### [Goal]
Spot each line that carries the word "name"; copy those lines.

───── Records for this exercise

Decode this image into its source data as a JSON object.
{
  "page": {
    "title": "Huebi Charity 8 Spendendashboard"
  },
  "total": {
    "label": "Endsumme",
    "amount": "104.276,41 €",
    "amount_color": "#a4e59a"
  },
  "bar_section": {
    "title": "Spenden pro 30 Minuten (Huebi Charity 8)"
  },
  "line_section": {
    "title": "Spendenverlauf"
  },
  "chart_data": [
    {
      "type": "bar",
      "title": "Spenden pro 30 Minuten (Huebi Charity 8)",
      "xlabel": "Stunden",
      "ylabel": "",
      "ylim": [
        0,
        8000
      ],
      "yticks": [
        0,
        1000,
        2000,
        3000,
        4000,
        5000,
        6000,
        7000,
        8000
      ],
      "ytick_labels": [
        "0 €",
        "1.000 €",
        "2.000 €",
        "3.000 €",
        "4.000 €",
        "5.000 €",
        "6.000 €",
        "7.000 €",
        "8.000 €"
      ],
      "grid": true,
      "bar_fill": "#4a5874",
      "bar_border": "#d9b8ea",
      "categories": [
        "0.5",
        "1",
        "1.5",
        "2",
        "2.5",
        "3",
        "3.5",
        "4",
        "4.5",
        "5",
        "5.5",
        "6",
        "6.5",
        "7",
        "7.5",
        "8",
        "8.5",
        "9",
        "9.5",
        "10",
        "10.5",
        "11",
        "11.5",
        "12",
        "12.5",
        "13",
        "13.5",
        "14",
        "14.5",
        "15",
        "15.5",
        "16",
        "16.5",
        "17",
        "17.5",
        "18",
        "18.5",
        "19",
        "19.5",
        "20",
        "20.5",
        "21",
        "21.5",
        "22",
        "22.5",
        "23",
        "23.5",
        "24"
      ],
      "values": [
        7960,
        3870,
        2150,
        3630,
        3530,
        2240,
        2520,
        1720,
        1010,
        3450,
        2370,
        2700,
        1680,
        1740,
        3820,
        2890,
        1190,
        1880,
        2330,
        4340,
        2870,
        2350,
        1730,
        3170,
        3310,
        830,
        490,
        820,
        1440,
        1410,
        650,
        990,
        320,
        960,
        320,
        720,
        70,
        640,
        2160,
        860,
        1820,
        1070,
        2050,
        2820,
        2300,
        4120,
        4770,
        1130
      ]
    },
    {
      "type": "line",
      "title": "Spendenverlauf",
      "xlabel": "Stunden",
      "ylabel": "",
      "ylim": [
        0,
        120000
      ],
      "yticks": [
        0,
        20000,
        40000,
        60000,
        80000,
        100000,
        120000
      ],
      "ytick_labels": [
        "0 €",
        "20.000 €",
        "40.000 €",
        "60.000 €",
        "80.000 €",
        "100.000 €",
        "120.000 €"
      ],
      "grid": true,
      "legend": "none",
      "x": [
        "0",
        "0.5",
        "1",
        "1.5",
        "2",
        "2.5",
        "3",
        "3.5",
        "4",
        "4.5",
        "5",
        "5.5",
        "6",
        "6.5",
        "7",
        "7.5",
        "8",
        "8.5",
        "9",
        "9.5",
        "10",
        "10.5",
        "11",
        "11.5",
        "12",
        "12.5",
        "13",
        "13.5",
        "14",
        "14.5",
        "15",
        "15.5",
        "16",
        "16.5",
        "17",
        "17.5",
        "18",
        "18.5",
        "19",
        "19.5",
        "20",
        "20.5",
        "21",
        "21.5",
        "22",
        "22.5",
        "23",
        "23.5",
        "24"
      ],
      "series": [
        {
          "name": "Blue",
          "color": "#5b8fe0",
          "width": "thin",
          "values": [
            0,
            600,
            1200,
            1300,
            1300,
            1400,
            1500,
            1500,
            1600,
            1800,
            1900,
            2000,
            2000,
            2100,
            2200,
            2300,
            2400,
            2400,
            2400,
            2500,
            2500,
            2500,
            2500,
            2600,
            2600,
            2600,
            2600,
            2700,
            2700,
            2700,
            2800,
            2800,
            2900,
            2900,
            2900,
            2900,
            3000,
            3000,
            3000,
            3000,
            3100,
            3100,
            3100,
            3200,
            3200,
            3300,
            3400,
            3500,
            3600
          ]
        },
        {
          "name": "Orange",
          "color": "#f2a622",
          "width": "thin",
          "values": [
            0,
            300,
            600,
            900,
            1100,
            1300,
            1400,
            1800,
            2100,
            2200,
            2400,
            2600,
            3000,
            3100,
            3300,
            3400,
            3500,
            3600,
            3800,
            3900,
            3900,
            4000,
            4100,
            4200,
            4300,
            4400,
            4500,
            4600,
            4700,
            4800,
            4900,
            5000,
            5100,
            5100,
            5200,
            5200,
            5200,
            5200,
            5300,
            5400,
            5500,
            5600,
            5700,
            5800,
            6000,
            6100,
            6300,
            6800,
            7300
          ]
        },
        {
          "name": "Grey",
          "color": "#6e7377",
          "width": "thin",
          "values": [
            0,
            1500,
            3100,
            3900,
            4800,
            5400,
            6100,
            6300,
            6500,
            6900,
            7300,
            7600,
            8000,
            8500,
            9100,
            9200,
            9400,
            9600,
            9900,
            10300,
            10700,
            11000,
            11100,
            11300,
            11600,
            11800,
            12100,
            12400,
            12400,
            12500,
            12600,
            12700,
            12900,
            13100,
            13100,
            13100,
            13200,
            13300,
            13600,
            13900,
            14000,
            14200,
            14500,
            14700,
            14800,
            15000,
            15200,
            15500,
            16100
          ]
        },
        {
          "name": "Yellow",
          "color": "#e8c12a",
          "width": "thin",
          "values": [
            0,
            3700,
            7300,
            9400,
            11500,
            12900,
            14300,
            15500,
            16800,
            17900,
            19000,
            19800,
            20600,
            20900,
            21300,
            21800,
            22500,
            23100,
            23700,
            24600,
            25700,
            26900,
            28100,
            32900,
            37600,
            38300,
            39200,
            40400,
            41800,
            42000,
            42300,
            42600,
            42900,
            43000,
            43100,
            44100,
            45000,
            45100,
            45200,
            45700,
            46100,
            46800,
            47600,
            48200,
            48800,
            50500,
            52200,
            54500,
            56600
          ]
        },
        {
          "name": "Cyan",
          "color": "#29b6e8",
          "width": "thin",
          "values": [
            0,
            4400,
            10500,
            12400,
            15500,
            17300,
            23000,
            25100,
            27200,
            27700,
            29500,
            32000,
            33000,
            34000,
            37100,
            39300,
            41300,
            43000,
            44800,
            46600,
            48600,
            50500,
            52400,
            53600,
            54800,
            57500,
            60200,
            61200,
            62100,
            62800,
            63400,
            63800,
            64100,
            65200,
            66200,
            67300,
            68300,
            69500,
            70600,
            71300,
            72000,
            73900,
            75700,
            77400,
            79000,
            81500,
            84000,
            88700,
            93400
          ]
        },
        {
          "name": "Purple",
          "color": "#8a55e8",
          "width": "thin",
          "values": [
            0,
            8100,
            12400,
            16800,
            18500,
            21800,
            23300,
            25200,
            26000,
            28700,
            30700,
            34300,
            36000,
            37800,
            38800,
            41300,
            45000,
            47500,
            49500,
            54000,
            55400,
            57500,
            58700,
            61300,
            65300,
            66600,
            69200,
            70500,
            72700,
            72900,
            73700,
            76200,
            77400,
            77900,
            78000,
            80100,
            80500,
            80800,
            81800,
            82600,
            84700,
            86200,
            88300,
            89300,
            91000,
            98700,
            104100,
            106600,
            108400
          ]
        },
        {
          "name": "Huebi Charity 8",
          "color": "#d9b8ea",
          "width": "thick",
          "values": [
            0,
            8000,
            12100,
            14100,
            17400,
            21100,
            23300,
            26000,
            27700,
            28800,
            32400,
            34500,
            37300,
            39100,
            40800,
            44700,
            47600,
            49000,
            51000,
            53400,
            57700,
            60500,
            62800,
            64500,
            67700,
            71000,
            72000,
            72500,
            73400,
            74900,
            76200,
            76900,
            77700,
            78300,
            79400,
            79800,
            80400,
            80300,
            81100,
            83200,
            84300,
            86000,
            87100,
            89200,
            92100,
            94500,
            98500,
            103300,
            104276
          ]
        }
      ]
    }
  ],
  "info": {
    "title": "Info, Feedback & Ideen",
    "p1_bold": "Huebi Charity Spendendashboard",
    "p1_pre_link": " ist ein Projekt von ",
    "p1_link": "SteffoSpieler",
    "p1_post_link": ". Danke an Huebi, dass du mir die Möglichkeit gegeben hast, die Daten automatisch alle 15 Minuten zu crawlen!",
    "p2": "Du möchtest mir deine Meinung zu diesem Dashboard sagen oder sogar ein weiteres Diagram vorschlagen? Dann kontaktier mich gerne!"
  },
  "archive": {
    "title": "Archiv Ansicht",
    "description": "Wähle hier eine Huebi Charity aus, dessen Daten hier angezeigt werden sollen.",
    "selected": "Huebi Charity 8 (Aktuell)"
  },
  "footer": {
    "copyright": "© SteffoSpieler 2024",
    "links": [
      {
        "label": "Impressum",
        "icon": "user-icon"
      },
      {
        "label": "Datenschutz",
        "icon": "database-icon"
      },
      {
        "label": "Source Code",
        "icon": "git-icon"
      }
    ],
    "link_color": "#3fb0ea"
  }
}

──────────

### [Response to the exercise]
          "name": "Blue",
          "name": "Orange",
          "name": "Grey",
          "name": "Yellow",
          "name": "Cyan",
          "name": "Purple",
          "name": "Huebi Charity 8",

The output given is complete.